_EXERCISE TASK:_ Extract and list every line that contains the word "접수기간".

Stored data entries
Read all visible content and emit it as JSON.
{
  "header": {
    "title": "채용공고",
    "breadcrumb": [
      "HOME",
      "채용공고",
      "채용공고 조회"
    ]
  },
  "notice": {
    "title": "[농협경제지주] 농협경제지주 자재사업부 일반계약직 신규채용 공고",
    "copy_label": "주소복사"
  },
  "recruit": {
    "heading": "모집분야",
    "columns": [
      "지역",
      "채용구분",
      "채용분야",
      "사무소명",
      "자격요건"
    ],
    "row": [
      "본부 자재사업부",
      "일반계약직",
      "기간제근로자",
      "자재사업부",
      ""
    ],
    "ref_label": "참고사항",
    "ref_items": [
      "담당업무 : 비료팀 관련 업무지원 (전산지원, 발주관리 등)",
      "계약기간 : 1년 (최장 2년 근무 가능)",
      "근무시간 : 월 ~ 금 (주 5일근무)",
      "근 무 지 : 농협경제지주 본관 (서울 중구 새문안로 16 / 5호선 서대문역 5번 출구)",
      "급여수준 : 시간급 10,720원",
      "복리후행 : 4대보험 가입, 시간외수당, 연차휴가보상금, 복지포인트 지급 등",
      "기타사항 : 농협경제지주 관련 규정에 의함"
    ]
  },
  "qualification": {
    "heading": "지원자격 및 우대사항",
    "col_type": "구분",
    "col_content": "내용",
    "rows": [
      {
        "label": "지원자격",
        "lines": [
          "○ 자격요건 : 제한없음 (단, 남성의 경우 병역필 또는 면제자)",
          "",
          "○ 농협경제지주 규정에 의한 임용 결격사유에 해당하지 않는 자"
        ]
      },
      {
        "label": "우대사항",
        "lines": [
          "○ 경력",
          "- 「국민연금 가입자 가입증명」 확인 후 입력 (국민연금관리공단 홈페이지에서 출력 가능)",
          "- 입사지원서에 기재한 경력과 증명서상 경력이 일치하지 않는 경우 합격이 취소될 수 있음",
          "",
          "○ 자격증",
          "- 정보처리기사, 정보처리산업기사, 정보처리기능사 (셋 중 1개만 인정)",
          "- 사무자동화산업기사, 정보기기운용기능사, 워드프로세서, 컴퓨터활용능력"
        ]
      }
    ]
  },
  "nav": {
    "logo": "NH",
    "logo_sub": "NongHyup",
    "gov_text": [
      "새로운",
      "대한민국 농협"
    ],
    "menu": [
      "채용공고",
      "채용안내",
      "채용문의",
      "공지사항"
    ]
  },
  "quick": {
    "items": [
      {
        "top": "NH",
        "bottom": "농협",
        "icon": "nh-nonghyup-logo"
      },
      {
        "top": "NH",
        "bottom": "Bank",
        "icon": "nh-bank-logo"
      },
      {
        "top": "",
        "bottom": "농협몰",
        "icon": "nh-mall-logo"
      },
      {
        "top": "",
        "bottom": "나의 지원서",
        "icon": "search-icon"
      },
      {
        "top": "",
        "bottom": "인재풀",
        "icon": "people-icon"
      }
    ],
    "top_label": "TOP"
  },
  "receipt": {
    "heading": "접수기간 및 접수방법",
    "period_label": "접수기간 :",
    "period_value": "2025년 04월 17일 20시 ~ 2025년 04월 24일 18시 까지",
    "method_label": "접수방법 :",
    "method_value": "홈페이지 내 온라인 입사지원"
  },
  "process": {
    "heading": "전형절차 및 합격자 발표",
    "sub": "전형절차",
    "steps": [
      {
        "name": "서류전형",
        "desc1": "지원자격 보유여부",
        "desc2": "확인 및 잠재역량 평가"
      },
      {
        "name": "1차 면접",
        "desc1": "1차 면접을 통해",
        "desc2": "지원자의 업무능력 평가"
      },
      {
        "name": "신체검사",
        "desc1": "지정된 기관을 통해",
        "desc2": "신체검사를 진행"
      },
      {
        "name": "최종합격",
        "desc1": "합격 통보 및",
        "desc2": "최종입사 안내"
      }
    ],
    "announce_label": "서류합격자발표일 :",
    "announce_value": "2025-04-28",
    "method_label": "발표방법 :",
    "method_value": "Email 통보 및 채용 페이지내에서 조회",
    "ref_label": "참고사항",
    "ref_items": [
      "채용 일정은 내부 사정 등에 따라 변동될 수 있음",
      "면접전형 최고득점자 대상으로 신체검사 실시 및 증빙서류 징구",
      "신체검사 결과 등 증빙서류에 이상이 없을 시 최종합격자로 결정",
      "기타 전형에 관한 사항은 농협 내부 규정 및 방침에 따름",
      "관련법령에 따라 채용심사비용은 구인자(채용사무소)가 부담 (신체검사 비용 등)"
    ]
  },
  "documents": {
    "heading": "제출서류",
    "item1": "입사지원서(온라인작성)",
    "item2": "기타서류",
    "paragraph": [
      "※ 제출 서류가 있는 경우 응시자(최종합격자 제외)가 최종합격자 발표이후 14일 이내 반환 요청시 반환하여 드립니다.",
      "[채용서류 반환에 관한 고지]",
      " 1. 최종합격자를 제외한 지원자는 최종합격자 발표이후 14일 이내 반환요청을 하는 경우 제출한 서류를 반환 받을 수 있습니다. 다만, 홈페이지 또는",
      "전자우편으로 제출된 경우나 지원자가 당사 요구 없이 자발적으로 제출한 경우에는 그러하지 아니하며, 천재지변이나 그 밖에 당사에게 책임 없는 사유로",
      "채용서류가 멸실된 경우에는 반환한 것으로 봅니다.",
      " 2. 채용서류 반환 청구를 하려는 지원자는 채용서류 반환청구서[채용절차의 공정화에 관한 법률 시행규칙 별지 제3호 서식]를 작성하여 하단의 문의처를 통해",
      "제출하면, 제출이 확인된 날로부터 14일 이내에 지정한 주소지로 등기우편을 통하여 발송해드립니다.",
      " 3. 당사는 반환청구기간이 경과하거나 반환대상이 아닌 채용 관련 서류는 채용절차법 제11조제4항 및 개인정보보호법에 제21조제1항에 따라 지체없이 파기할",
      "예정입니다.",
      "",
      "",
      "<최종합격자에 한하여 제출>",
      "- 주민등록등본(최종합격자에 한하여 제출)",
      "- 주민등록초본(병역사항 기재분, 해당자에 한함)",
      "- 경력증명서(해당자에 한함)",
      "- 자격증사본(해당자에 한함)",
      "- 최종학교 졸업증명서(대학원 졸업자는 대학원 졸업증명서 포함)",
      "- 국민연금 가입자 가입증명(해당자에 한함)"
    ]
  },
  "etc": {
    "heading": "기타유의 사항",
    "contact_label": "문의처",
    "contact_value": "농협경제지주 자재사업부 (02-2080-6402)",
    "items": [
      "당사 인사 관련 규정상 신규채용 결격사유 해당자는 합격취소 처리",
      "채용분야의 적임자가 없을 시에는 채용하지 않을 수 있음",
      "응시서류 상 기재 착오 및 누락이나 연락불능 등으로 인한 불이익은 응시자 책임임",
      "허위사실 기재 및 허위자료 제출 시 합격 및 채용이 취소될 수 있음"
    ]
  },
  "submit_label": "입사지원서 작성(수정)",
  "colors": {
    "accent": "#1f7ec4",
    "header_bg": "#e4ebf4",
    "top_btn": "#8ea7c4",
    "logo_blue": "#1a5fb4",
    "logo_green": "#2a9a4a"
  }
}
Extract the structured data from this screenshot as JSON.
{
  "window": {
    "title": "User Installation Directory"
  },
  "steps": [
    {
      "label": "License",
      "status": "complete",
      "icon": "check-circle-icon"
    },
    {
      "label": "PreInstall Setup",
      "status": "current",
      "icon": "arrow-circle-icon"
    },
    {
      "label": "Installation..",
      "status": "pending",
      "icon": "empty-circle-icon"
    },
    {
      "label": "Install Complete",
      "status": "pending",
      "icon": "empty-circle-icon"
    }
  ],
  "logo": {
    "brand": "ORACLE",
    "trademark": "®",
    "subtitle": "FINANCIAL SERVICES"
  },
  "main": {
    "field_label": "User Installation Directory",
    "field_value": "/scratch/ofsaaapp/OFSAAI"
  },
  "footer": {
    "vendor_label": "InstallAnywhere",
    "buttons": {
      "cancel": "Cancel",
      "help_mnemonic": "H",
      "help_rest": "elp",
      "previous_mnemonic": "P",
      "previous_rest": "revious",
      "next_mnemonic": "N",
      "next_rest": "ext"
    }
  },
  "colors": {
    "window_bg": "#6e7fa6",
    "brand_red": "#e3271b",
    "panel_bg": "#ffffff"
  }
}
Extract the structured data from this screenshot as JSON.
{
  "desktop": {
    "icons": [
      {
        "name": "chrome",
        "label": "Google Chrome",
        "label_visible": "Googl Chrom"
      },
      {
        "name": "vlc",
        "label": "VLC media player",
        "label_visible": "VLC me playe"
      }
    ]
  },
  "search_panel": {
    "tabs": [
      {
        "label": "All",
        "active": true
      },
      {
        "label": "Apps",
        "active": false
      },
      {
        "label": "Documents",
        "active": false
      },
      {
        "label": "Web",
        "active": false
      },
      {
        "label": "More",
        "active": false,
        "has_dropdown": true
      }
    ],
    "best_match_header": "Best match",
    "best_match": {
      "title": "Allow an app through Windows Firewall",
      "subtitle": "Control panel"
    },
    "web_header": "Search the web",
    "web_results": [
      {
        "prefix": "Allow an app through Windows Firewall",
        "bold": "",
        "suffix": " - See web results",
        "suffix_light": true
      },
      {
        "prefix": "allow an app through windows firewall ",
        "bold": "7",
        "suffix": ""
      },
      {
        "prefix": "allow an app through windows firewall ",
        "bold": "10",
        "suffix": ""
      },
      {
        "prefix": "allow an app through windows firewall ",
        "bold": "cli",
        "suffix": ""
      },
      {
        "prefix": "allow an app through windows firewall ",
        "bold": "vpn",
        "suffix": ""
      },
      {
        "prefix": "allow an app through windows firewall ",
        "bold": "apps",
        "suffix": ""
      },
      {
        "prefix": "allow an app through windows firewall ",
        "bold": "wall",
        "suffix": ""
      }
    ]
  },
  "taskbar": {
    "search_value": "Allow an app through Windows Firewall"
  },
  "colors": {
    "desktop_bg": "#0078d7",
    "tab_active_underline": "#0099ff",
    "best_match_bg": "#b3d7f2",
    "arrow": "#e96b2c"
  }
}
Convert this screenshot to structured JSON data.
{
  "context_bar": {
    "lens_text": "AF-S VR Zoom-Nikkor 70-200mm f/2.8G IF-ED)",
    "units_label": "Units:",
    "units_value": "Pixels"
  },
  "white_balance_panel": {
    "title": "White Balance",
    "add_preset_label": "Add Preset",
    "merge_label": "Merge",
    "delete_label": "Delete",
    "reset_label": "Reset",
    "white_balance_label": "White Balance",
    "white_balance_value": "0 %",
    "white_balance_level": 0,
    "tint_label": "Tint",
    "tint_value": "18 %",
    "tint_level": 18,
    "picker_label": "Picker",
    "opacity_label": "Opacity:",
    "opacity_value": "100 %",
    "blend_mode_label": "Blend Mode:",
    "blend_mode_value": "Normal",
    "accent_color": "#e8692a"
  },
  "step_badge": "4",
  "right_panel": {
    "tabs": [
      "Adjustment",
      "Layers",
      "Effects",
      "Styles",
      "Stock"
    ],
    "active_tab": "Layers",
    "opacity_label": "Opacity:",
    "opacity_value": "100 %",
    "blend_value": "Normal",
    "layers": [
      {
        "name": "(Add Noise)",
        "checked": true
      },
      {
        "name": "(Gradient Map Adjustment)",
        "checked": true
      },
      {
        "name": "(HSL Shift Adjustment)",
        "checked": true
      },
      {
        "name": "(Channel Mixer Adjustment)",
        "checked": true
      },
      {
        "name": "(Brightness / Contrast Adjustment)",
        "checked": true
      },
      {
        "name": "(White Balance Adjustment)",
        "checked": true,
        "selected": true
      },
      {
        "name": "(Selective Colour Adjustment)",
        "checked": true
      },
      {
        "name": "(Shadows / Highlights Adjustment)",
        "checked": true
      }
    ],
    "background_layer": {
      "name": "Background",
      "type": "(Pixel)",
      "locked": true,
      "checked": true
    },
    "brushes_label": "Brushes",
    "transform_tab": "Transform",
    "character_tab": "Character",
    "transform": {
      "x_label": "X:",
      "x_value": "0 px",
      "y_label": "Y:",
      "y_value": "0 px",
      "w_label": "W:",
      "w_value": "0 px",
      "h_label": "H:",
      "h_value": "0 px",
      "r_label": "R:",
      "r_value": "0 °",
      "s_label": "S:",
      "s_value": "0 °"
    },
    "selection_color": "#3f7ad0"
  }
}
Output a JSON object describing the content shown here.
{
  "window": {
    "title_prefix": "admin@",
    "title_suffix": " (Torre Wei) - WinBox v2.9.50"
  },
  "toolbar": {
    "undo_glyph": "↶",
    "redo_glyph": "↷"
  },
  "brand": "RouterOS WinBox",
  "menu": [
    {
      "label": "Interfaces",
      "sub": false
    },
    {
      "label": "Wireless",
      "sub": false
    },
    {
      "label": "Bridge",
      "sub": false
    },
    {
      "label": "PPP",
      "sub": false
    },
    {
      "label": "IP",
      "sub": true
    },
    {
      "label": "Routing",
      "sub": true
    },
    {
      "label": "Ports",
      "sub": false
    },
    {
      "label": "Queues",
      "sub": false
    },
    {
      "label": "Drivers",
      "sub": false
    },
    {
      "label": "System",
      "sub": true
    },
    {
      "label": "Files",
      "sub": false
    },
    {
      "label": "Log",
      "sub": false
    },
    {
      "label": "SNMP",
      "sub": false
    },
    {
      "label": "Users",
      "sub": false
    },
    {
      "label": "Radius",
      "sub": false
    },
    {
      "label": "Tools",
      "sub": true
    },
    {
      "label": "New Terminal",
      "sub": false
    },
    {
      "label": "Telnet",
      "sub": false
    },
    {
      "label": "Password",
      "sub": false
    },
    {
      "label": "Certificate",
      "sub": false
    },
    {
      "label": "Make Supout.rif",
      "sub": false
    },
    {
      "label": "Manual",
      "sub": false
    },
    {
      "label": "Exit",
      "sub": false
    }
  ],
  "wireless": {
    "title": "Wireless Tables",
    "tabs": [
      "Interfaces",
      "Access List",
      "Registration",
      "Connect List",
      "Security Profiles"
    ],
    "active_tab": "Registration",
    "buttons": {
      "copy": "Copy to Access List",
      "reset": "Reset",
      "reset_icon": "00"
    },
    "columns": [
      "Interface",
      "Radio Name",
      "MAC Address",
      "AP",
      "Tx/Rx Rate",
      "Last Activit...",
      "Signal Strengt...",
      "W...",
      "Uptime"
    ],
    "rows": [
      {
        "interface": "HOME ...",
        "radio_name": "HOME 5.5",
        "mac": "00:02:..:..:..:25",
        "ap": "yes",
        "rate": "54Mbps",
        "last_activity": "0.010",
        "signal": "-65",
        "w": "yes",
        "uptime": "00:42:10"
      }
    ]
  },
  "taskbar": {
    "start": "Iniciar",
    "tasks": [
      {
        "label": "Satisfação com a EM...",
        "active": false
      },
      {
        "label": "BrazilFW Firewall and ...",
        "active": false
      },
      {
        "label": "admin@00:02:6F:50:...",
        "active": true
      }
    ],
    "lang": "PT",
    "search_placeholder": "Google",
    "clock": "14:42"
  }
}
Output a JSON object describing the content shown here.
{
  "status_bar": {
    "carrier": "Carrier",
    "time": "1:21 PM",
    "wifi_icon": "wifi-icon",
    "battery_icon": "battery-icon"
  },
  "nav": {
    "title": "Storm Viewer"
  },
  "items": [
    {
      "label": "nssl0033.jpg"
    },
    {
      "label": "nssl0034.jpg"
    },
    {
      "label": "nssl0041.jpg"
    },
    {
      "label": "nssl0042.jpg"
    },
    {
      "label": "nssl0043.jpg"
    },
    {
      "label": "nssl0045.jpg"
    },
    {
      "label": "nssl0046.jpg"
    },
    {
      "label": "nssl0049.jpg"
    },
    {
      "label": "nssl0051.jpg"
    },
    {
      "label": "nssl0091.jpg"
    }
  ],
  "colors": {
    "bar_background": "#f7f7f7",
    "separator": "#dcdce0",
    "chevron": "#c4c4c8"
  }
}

_OUTPUT FOR THIS TASK:_
    "heading": "접수기간 및 접수방법",
    "period_label": "접수기간 :",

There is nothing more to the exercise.